WHAT IS NEEDED:
Don't copy the pictures; return every other part of the records exactly.

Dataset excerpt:
## Begin
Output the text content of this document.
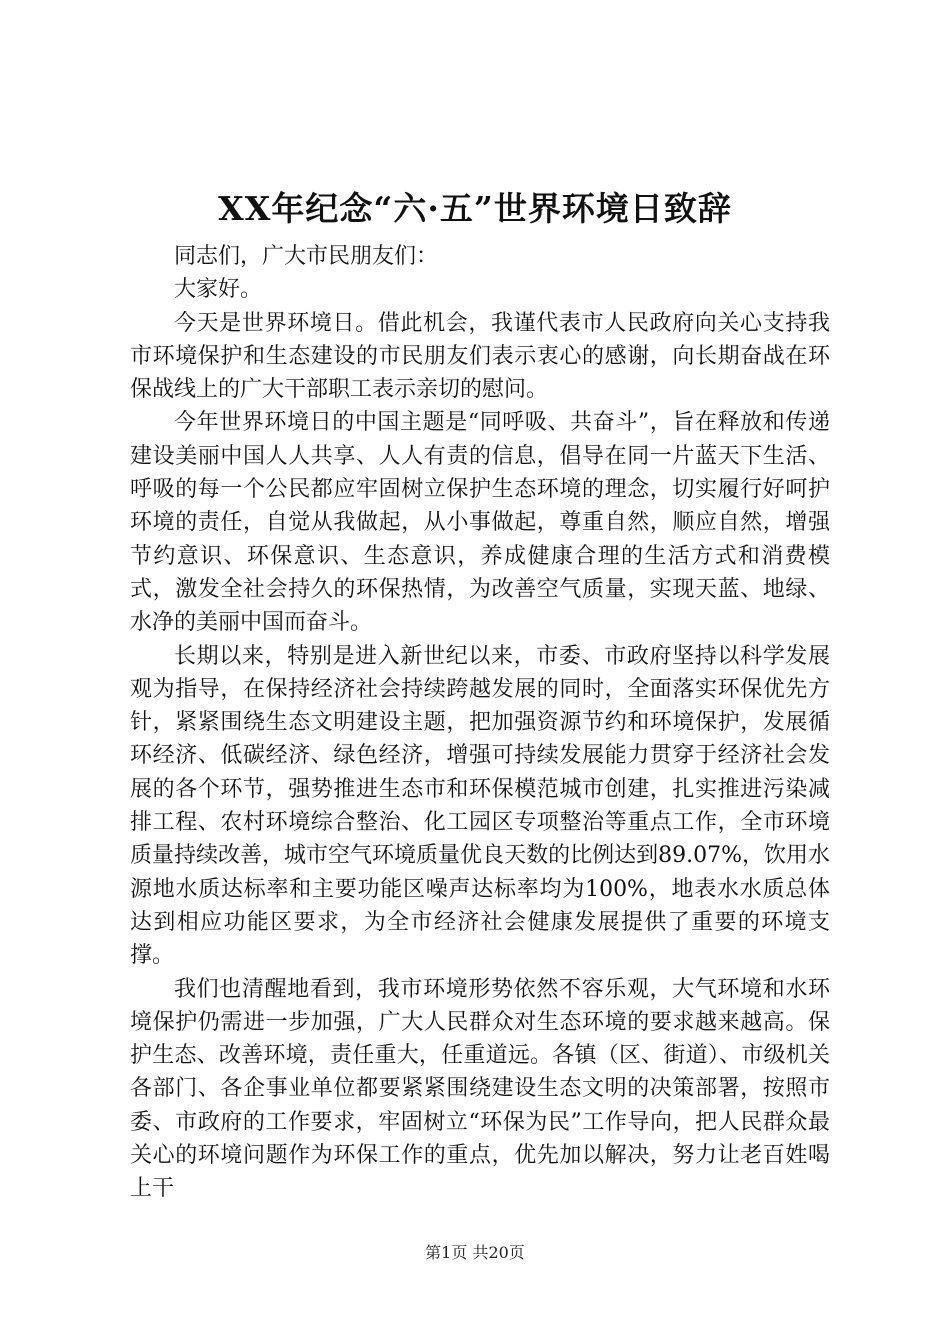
XX年纪念“六·五”世界环境日致辞

同志们，广大市民朋友们：

大家好。

今天是世界环境日。借此机会，我谨代表市人民政府向关心支持我市环境保护和生态建设的市民朋友们表示衷心的感谢，向长期奋战在环保战线上的广大干部职工表示亲切的慰问。

今年世界环境日的中国主题是“同呼吸、共奋斗”，旨在释放和传递建设美丽中国人人共享、人人有责的信息，倡导在同一片蓝天下生活、呼吸的每一个公民都应牢固树立保护生态环境的理念，切实履行好呵护环境的责任，自觉从我做起，从小事做起，尊重自然，顺应自然，增强节约意识、环保意识、生态意识，养成健康合理的生活方式和消费模式，激发全社会持久的环保热情，为改善空气质量，实现天蓝、地绿、水净的美丽中国而奋斗。

长期以来，特别是进入新世纪以来，市委、市政府坚持以科学发展观为指导，在保持经济社会持续跨越发展的同时，全面落实环保优先方针，紧紧围绕生态文明建设主题，把加强资源节约和环境保护，发展循环经济、低碳经济、绿色经济，增强可持续发展能力贯穿于经济社会发展的各个环节，强势推进生态市和环保模范城市创建，扎实推进污染减排工程、农村环境综合整治、化工园区专项整治等重点工作，全市环境质量持续改善，城市空气环境质量优良天数的比例达到89.07%，饮用水源地水质达标率和主要功能区噪声达标率均为100%，地表水水质总体达到相应功能区要求，为全市经济社会健康发展提供了重要的环境支撑。

我们也清醒地看到，我市环境形势依然不容乐观，大气环境和水环境保护仍需进一步加强，广大人民群众对生态环境的要求越来越高。保护生态、改善环境，责任重大，任重道远。各镇（区、街道）、市级机关各部门、各企事业单位都要紧紧围绕建设生态文明的决策部署，按照市委、市政府的工作要求，牢固树立“环保为民”工作导向，把人民群众最关心的环境问题作为环保工作的重点，优先加以解决，努力让老百姓喝上干

第1页 共20页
## End
OUTPUT OF THE TASK:
Output the text content of this document.
XX年纪念“六·五”世界环境日致辞

同志们，广大市民朋友们：

大家好。

今天是世界环境日。借此机会，我谨代表市人民政府向关心支持我市环境保护和生态建设的市民朋友们表示衷心的感谢，向长期奋战在环保战线上的广大干部职工表示亲切的慰问。

今年世界环境日的中国主题是“同呼吸、共奋斗”，旨在释放和传递建设美丽中国人人共享、人人有责的信息，倡导在同一片蓝天下生活、呼吸的每一个公民都应牢固树立保护生态环境的理念，切实履行好呵护环境的责任，自觉从我做起，从小事做起，尊重自然，顺应自然，增强节约意识、环保意识、生态意识，养成健康合理的生活方式和消费模式，激发全社会持久的环保热情，为改善空气质量，实现天蓝、地绿、水净的美丽中国而奋斗。

长期以来，特别是进入新世纪以来，市委、市政府坚持以科学发展观为指导，在保持经济社会持续跨越发展的同时，全面落实环保优先方针，紧紧围绕生态文明建设主题，把加强资源节约和环境保护，发展循环经济、低碳经济、绿色经济，增强可持续发展能力贯穿于经济社会发展的各个环节，强势推进生态市和环保模范城市创建，扎实推进污染减排工程、农村环境综合整治、化工园区专项整治等重点工作，全市环境质量持续改善，城市空气环境质量优良天数的比例达到89.07%，饮用水源地水质达标率和主要功能区噪声达标率均为100%，地表水水质总体达到相应功能区要求，为全市经济社会健康发展提供了重要的环境支撑。

我们也清醒地看到，我市环境形势依然不容乐观，大气环境和水环境保护仍需进一步加强，广大人民群众对生态环境的要求越来越高。保护生态、改善环境，责任重大，任重道远。各镇（区、街道）、市级机关各部门、各企事业单位都要紧紧围绕建设生态文明的决策部署，按照市委、市政府的工作要求，牢固树立“环保为民”工作导向，把人民群众最关心的环境问题作为环保工作的重点，优先加以解决，努力让老百姓喝上干

第1页 共20页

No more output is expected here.